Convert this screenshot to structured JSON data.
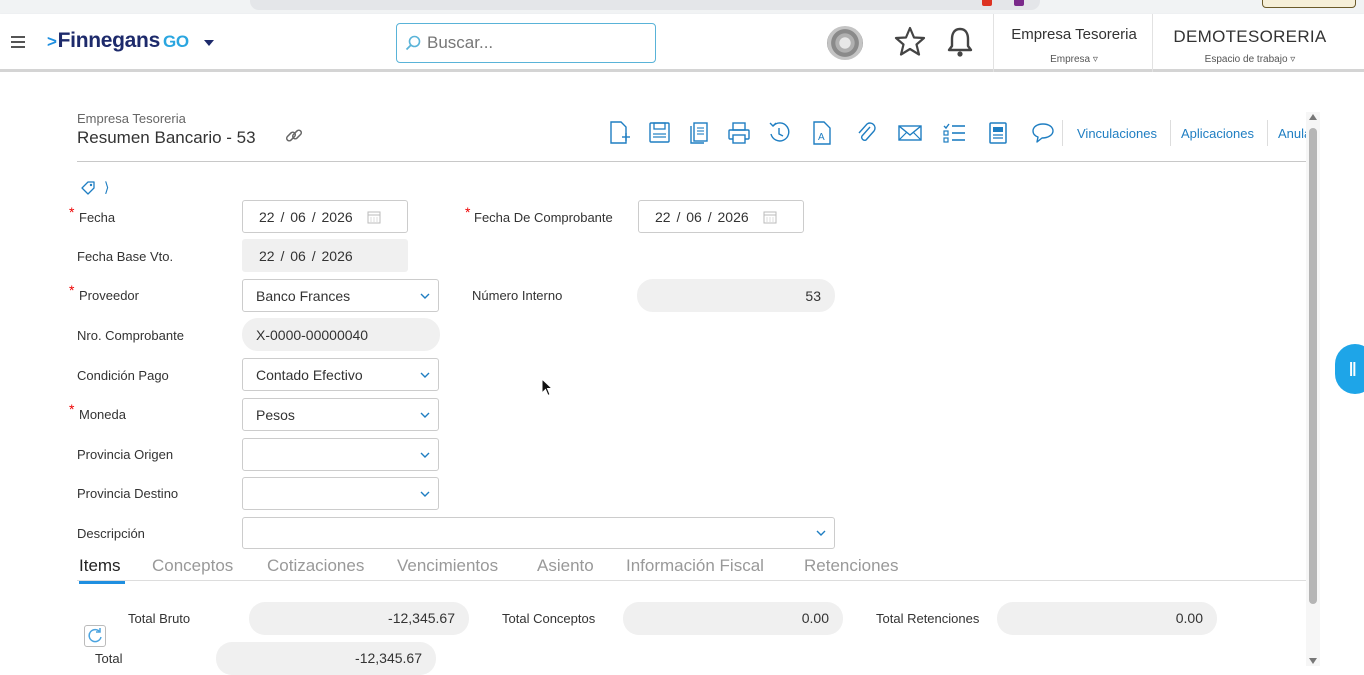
{
  "app": {
    "brand": "Finnegans",
    "brand_suffix": "GO",
    "search_placeholder": "Buscar...",
    "company": {
      "name": "Empresa Tesoreria",
      "label": "Empresa"
    },
    "workspace": {
      "name": "DEMOTESORERIA",
      "label": "Espacio de trabajo"
    }
  },
  "page": {
    "company": "Empresa Tesoreria",
    "title": "Resumen Bancario - 53"
  },
  "toolbar": {
    "icons": [
      "new-document-icon",
      "save-icon",
      "copy-icon",
      "print-icon",
      "history-icon",
      "document-a-icon",
      "attach-icon",
      "email-icon",
      "checklist-icon",
      "report-icon",
      "comment-icon"
    ],
    "links": [
      "Vinculaciones",
      "Aplicaciones",
      "Anular"
    ]
  },
  "form": {
    "fecha": {
      "label": "Fecha",
      "day": "22",
      "month": "06",
      "year": "2026"
    },
    "fecha_comprobante": {
      "label": "Fecha De Comprobante",
      "day": "22",
      "month": "06",
      "year": "2026"
    },
    "fecha_base_vto": {
      "label": "Fecha Base Vto.",
      "day": "22",
      "month": "06",
      "year": "2026"
    },
    "proveedor": {
      "label": "Proveedor",
      "value": "Banco Frances"
    },
    "numero_interno": {
      "label": "Número Interno",
      "value": "53"
    },
    "nro_comprobante": {
      "label": "Nro. Comprobante",
      "value": "X-0000-00000040"
    },
    "condicion_pago": {
      "label": "Condición Pago",
      "value": "Contado Efectivo"
    },
    "moneda": {
      "label": "Moneda",
      "value": "Pesos"
    },
    "provincia_origen": {
      "label": "Provincia Origen",
      "value": ""
    },
    "provincia_destino": {
      "label": "Provincia Destino",
      "value": ""
    },
    "descripcion": {
      "label": "Descripción",
      "value": ""
    }
  },
  "tabs": [
    "Items",
    "Conceptos",
    "Cotizaciones",
    "Vencimientos",
    "Asiento",
    "Información Fiscal",
    "Retenciones"
  ],
  "active_tab": "Items",
  "totals": {
    "total_bruto": {
      "label": "Total Bruto",
      "value": "-12,345.67"
    },
    "total_conceptos": {
      "label": "Total Conceptos",
      "value": "0.00"
    },
    "total_retenciones": {
      "label": "Total Retenciones",
      "value": "0.00"
    },
    "total": {
      "label": "Total",
      "value": "-12,345.67"
    }
  },
  "colors": {
    "accent": "#1f8fe0",
    "link": "#1f7ec2",
    "required": "#e00000",
    "brand_navy": "#1d2a6b",
    "side_handle": "#1ea5e8"
  }
}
___
> _WHAT YOU HAVE TO DO_: Exactly reproduce each record, leaving out any pictures.

> _OUTPUT FOR THIS EXERCISE_:
Convert this screenshot to structured JSON data.
{
  "app": {
    "brand": "Finnegans",
    "brand_suffix": "GO",
    "search_placeholder": "Buscar...",
    "company": {
      "name": "Empresa Tesoreria",
      "label": "Empresa"
    },
    "workspace": {
      "name": "DEMOTESORERIA",
      "label": "Espacio de trabajo"
    }
  },
  "page": {
    "company": "Empresa Tesoreria",
    "title": "Resumen Bancario - 53"
  },
  "toolbar": {
    "icons": [
      "new-document-icon",
      "save-icon",
      "copy-icon",
      "print-icon",
      "history-icon",
      "document-a-icon",
      "attach-icon",
      "email-icon",
      "checklist-icon",
      "report-icon",
      "comment-icon"
    ],
    "links": [
      "Vinculaciones",
      "Aplicaciones",
      "Anular"
    ]
  },
  "form": {
    "fecha": {
      "label": "Fecha",
      "day": "22",
      "month": "06",
      "year": "2026"
    },
    "fecha_comprobante": {
      "label": "Fecha De Comprobante",
      "day": "22",
      "month": "06",
      "year": "2026"
    },
    "fecha_base_vto": {
      "label": "Fecha Base Vto.",
      "day": "22",
      "month": "06",
      "year": "2026"
    },
    "proveedor": {
      "label": "Proveedor",
      "value": "Banco Frances"
    },
    "numero_interno": {
      "label": "Número Interno",
      "value": "53"
    },
    "nro_comprobante": {
      "label": "Nro. Comprobante",
      "value": "X-0000-00000040"
    },
    "condicion_pago": {
      "label": "Condición Pago",
      "value": "Contado Efectivo"
    },
    "moneda": {
      "label": "Moneda",
      "value": "Pesos"
    },
    "provincia_origen": {
      "label": "Provincia Origen",
      "value": ""
    },
    "provincia_destino": {
      "label": "Provincia Destino",
      "value": ""
    },
    "descripcion": {
      "label": "Descripción",
      "value": ""
    }
  },
  "tabs": [
    "Items",
    "Conceptos",
    "Cotizaciones",
    "Vencimientos",
    "Asiento",
    "Información Fiscal",
    "Retenciones"
  ],
  "active_tab": "Items",
  "totals": {
    "total_bruto": {
      "label": "Total Bruto",
      "value": "-12,345.67"
    },
    "total_conceptos": {
      "label": "Total Conceptos",
      "value": "0.00"
    },
    "total_retenciones": {
      "label": "Total Retenciones",
      "value": "0.00"
    },
    "total": {
      "label": "Total",
      "value": "-12,345.67"
    }
  },
  "colors": {
    "accent": "#1f8fe0",
    "link": "#1f7ec2",
    "required": "#e00000",
    "brand_navy": "#1d2a6b",
    "side_handle": "#1ea5e8"
  }
}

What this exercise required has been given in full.